(Task instructions)
Copy all lines holding the word "title" from the entries.

(Exercise input)
Begin

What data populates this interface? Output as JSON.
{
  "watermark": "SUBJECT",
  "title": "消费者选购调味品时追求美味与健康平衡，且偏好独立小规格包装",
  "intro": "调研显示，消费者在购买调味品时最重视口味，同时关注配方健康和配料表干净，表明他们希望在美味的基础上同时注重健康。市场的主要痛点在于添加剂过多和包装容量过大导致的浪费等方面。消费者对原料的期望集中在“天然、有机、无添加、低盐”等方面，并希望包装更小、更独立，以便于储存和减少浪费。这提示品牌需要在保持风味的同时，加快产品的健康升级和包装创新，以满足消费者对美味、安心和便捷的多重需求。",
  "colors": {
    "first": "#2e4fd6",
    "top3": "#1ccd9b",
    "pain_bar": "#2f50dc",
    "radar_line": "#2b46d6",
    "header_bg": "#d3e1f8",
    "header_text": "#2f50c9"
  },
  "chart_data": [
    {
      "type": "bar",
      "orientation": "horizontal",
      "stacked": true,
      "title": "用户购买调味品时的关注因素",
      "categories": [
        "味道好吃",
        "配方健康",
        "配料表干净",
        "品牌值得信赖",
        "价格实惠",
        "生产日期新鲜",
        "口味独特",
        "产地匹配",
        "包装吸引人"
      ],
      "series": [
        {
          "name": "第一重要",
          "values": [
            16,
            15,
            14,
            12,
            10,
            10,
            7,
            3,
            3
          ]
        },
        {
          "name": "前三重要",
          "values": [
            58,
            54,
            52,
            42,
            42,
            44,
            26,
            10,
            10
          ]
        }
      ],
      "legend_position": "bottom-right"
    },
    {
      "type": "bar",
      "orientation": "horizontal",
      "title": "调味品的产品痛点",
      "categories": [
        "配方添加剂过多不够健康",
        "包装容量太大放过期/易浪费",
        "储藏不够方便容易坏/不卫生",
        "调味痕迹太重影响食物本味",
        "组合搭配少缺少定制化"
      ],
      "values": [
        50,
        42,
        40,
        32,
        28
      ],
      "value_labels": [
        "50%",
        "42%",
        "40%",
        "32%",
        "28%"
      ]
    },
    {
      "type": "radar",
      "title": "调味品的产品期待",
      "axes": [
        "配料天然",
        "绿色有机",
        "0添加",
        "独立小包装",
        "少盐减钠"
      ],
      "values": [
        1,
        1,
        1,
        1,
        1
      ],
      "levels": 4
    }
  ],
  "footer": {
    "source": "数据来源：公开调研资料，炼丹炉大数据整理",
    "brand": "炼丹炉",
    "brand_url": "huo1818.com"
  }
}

End

(Exercise answer)
  "title": "消费者选购调味品时追求美味与健康平衡，且偏好独立小规格包装",
      "title": "用户购买调味品时的关注因素",
      "title": "调味品的产品痛点",
      "title": "调味品的产品期待",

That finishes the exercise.